Goal of the exercise:
Find every line in the records that holds the string "Sale". Copy each one.

Data provided:

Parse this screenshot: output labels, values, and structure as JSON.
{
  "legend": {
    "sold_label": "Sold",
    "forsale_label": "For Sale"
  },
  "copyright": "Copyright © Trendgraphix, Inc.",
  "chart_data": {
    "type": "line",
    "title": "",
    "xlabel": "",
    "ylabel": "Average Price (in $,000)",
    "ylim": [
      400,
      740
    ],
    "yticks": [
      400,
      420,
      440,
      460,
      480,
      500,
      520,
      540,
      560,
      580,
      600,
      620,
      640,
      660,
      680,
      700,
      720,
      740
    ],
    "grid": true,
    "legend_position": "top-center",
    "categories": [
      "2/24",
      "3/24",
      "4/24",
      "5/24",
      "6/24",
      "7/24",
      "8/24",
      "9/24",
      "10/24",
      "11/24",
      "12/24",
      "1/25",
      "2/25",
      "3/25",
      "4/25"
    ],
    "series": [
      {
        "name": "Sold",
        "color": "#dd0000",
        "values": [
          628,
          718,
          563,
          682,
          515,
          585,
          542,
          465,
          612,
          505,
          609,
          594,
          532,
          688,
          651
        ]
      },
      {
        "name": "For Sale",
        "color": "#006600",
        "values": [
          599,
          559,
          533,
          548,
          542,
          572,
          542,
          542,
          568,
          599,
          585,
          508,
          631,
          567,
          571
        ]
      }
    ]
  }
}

Answer to the problem:
    "forsale_label": "For Sale"
        "name": "For Sale",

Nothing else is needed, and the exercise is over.